* Exercise description
Can you put the lines below into a numbered list, skipping blank lines and leaving out the pictures?

* Data provided

╭──

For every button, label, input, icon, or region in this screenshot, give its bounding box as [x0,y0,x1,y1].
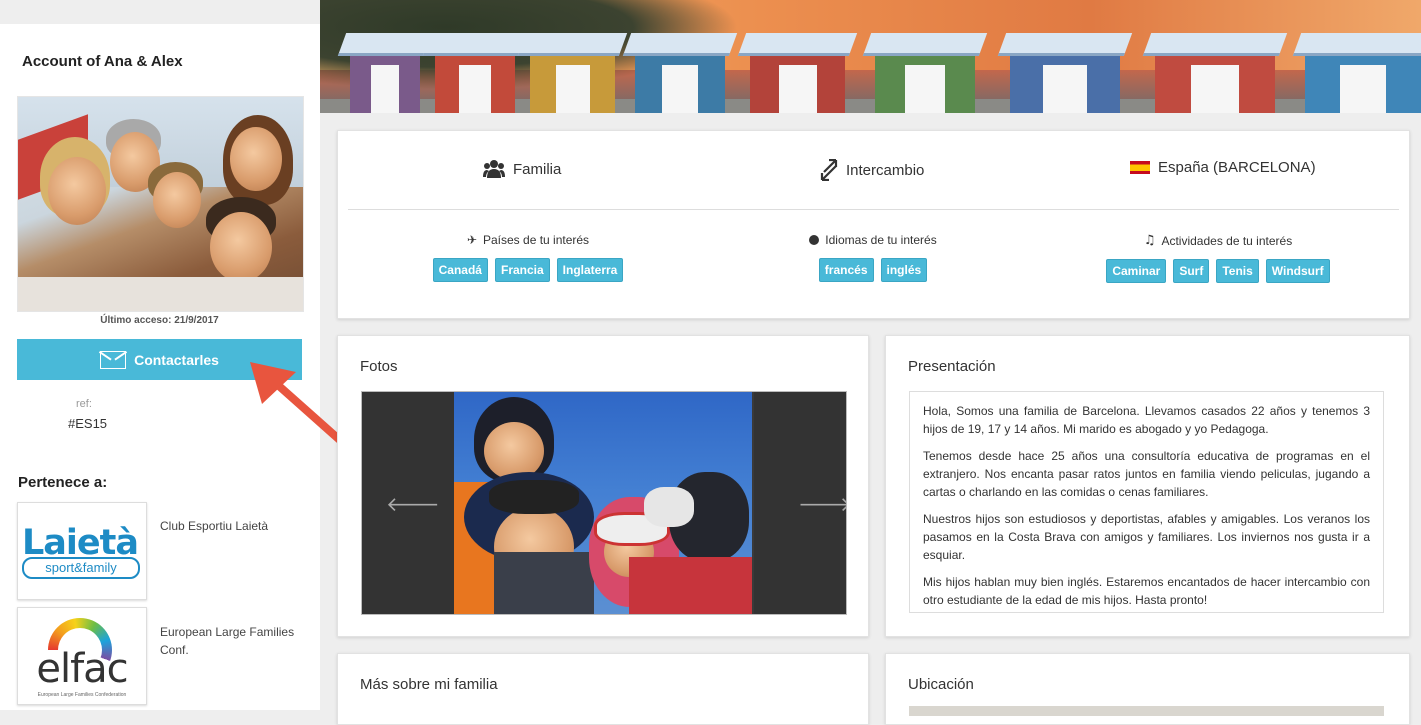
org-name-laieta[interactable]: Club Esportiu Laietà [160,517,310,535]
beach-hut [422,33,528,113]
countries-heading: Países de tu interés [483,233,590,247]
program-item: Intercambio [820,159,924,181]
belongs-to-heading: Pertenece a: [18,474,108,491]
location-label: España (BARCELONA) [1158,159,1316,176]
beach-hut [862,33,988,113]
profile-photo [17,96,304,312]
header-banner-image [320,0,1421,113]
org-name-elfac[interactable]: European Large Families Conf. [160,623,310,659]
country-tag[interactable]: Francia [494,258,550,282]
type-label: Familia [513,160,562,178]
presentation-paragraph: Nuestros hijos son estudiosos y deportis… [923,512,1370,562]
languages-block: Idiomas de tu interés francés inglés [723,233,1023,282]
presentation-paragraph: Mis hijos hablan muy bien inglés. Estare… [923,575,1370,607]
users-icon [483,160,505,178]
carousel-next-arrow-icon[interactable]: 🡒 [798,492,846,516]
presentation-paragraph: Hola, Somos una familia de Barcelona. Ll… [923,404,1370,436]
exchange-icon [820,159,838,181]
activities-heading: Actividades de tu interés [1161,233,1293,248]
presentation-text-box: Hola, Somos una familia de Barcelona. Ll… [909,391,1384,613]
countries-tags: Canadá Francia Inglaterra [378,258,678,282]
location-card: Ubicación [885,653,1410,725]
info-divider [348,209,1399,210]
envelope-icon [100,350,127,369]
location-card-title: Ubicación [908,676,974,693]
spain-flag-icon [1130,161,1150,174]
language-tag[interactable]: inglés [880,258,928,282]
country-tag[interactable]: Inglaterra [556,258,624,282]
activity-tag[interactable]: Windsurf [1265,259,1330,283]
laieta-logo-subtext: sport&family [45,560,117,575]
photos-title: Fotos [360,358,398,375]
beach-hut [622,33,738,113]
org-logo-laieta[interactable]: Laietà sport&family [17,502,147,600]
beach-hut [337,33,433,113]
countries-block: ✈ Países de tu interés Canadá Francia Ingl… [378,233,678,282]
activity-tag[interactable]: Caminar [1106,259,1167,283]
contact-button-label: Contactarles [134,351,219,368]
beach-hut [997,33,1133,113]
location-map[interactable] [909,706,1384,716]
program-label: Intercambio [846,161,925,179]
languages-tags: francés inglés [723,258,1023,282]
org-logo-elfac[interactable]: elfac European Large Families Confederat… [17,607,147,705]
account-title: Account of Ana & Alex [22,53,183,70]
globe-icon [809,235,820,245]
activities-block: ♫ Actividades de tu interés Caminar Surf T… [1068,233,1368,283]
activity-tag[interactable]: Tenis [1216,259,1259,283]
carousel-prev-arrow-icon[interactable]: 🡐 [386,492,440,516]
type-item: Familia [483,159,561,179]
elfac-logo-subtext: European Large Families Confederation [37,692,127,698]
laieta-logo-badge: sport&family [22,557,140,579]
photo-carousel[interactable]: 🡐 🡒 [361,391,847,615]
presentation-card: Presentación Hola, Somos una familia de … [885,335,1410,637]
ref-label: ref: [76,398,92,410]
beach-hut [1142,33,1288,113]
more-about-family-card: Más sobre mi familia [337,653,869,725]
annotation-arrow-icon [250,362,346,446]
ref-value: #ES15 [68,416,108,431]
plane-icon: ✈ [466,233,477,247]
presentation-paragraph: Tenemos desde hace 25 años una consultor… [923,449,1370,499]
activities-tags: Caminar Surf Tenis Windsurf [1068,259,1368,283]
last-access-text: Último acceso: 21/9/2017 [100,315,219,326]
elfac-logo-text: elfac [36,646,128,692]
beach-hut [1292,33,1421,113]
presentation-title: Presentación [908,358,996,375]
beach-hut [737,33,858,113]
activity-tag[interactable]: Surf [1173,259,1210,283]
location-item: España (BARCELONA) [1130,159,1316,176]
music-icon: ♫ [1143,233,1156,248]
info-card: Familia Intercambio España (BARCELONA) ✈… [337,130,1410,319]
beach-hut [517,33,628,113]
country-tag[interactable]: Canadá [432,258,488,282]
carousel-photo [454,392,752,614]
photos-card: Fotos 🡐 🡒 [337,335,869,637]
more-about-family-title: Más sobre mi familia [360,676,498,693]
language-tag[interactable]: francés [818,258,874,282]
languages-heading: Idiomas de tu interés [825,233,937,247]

╰──

* Task solution
1. For every button, label, input, icon, or region in this screenshot, give its bounding box as [x0,y0,x1,y1].
2. org-name-laieta[interactable]: Club Esportiu Laietà [160,517,310,535]
3. beach-hut [422,33,528,113]
4. countries-heading: Países de tu interés [483,233,590,247]
5. program-item: Intercambio [820,159,924,181]
6. belongs-to-heading: Pertenece a: [18,474,108,491]
7. location-label: España (BARCELONA) [1158,159,1316,176]
8. beach-hut [862,33,988,113]
9. profile-photo [17,96,304,312]
10. header-banner-image [320,0,1421,113]
11. org-name-elfac[interactable]: European Large Families Conf. [160,623,310,659]
12. country-tag[interactable]: Francia [494,258,550,282]
13. type-label: Familia [513,160,562,178]
14. presentation-paragraph: Nuestros hijos son estudiosos y deportis… [923,512,1370,562]
15. languages-block: Idiomas de tu interés francés inglés [723,233,1023,282]
16. presentation-paragraph: Mis hijos hablan muy bien inglés. Estare… [923,575,1370,607]
17. users-icon [483,160,505,178]
18. carousel-next-arrow-icon[interactable]: 🡒 [798,492,846,516]
19. presentation-paragraph: Hola, Somos una familia de Barcelona. Ll… [923,404,1370,436]
20. exchange-icon [820,159,838,181]
21. activities-heading: Actividades de tu interés [1161,233,1293,248]
22. presentation-text-box: Hola, Somos una familia de Barcelona. Ll… [909,391,1384,613]
23. countries-tags: Canadá Francia Inglaterra [378,258,678,282]
24. location-card: Ubicación [885,653,1410,725]
25. info-divider [348,209,1399,210]
26. envelope-icon [100,350,127,369]
27. location-card-title: Ubicación [908,676,974,693]
28. spain-flag-icon [1130,161,1150,174]
29. language-tag[interactable]: inglés [880,258,928,282]
30. country-tag[interactable]: Inglaterra [556,258,624,282]
31. activity-tag[interactable]: Windsurf [1265,259,1330,283]
32. laieta-logo-subtext: sport&family [45,560,117,575]
33. photos-title: Fotos [360,358,398,375]
34. beach-hut [622,33,738,113]
35. org-logo-laieta[interactable]: Laietà sport&family [17,502,147,600]
36. beach-hut [337,33,433,113]
37. countries-block: ✈ Países de tu interés Canadá Francia Ingl… [378,233,678,282]
38. activity-tag[interactable]: Caminar [1106,259,1167,283]
39. contact-button-label: Contactarles [134,351,219,368]
40. beach-hut [997,33,1133,113]
41. location-map[interactable] [909,706,1384,716]
42. program-label: Intercambio [846,161,925,179]
43. languages-tags: francés inglés [723,258,1023,282]
44. org-logo-elfac[interactable]: elfac European Large Families Confederat… [17,607,147,705]
45. account-title: Account of Ana & Alex [22,53,183,70]
46. globe-icon [809,235,820,245]
47. activities-block: ♫ Actividades de tu interés Caminar Surf T… [1068,233,1368,283]
48. activity-tag[interactable]: Tenis [1216,259,1259,283]
49. carousel-prev-arrow-icon[interactable]: 🡐 [386,492,440,516]
50. type-item: Familia [483,159,561,179]
51. elfac-logo-subtext: European Large Families Confederation [37,692,127,698]
52. laieta-logo-badge: sport&family [22,557,140,579]
53. photo-carousel[interactable]: 🡐 🡒 [361,391,847,615]
54. presentation-card: Presentación Hola, Somos una familia de … [885,335,1410,637]
55. ref-label: ref: [76,398,92,410]
56. beach-hut [1142,33,1288,113]
57. more-about-family-card: Más sobre mi familia [337,653,869,725]
58. annotation-arrow-icon [250,362,346,446]
59. ref-value: #ES15 [68,416,108,431]
60. plane-icon: ✈ [466,233,477,247]
61. presentation-paragraph: Tenemos desde hace 25 años una consultor… [923,449,1370,499]
62. activities-tags: Caminar Surf Tenis Windsurf [1068,259,1368,283]
63. last-access-text: Último acceso: 21/9/2017 [100,315,219,326]
64. elfac-logo-text: elfac [36,646,128,692]
65. beach-hut [1292,33,1421,113]
66. presentation-title: Presentación [908,358,996,375]
67. beach-hut [737,33,858,113]
68. activity-tag[interactable]: Surf [1173,259,1210,283]
69. location-item: España (BARCELONA) [1130,159,1316,176]
70. music-icon: ♫ [1143,233,1156,248]
71. info-card: Familia Intercambio España (BARCELONA) ✈… [337,130,1410,319]
72. beach-hut [517,33,628,113]
73. country-tag[interactable]: Canadá [432,258,488,282]
74. carousel-photo [454,392,752,614]
75. photos-card: Fotos 🡐 🡒 [337,335,869,637]
76. more-about-family-title: Más sobre mi familia [360,676,498,693]
77. language-tag[interactable]: francés [818,258,874,282]
78. languages-heading: Idiomas de tu interés [825,233,937,247]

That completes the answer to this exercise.